→ WRITTEN REQUEST
Transcribe the records that follow in their entirety, omitting any pictures.

→ MATERIAL TO PROCESS
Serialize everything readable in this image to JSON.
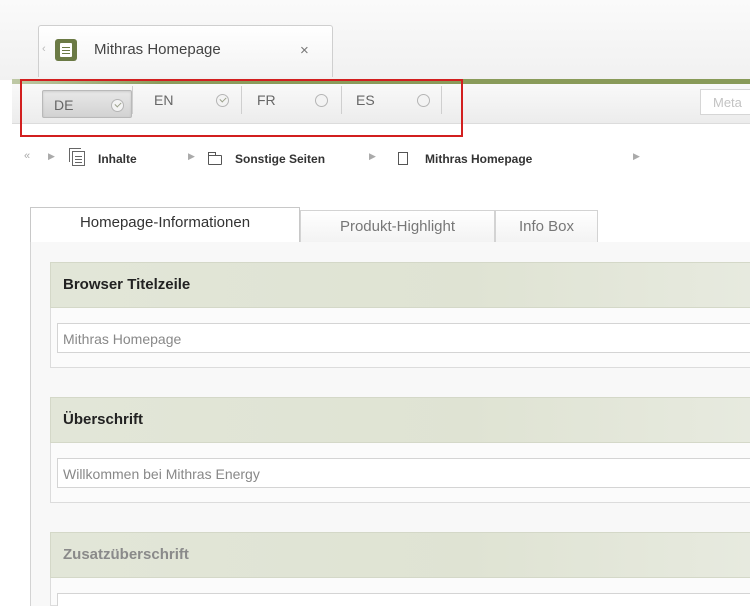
{
  "document_tab": {
    "title": "Mithras Homepage",
    "close_glyph": "×",
    "icon": "document-icon"
  },
  "language_bar": {
    "languages": [
      {
        "code": "DE",
        "state": "check-icon",
        "active": true
      },
      {
        "code": "EN",
        "state": "check-icon",
        "active": false
      },
      {
        "code": "FR",
        "state": "circle-icon",
        "active": false
      },
      {
        "code": "ES",
        "state": "circle-icon",
        "active": false
      }
    ],
    "meta_label": "Meta",
    "highlight_color": "#d21f1f"
  },
  "breadcrumb": {
    "collapse_glyph": "«",
    "items": [
      {
        "label": "Inhalte",
        "icon": "content-stack-icon"
      },
      {
        "label": "Sonstige Seiten",
        "icon": "folder-icon"
      },
      {
        "label": "Mithras Homepage",
        "icon": "page-icon"
      }
    ]
  },
  "tabs": [
    {
      "label": "Homepage-Informationen",
      "active": true
    },
    {
      "label": "Produkt-Highlight",
      "active": false
    },
    {
      "label": "Info Box",
      "active": false
    }
  ],
  "fields": [
    {
      "label": "Browser Titelzeile",
      "value": "Mithras Homepage"
    },
    {
      "label": "Überschrift",
      "value": "Willkommen bei Mithras Energy"
    },
    {
      "label": "Zusatzüberschrift",
      "value": ""
    }
  ],
  "colors": {
    "accent_green": "#889a58",
    "section_header": "#e2e6d8"
  }
}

→ COMPLETED TASK
Serialize everything readable in this image to JSON.
{
  "document_tab": {
    "title": "Mithras Homepage",
    "close_glyph": "×",
    "icon": "document-icon"
  },
  "language_bar": {
    "languages": [
      {
        "code": "DE",
        "state": "check-icon",
        "active": true
      },
      {
        "code": "EN",
        "state": "check-icon",
        "active": false
      },
      {
        "code": "FR",
        "state": "circle-icon",
        "active": false
      },
      {
        "code": "ES",
        "state": "circle-icon",
        "active": false
      }
    ],
    "meta_label": "Meta",
    "highlight_color": "#d21f1f"
  },
  "breadcrumb": {
    "collapse_glyph": "«",
    "items": [
      {
        "label": "Inhalte",
        "icon": "content-stack-icon"
      },
      {
        "label": "Sonstige Seiten",
        "icon": "folder-icon"
      },
      {
        "label": "Mithras Homepage",
        "icon": "page-icon"
      }
    ]
  },
  "tabs": [
    {
      "label": "Homepage-Informationen",
      "active": true
    },
    {
      "label": "Produkt-Highlight",
      "active": false
    },
    {
      "label": "Info Box",
      "active": false
    }
  ],
  "fields": [
    {
      "label": "Browser Titelzeile",
      "value": "Mithras Homepage"
    },
    {
      "label": "Überschrift",
      "value": "Willkommen bei Mithras Energy"
    },
    {
      "label": "Zusatzüberschrift",
      "value": ""
    }
  ],
  "colors": {
    "accent_green": "#889a58",
    "section_header": "#e2e6d8"
  }
}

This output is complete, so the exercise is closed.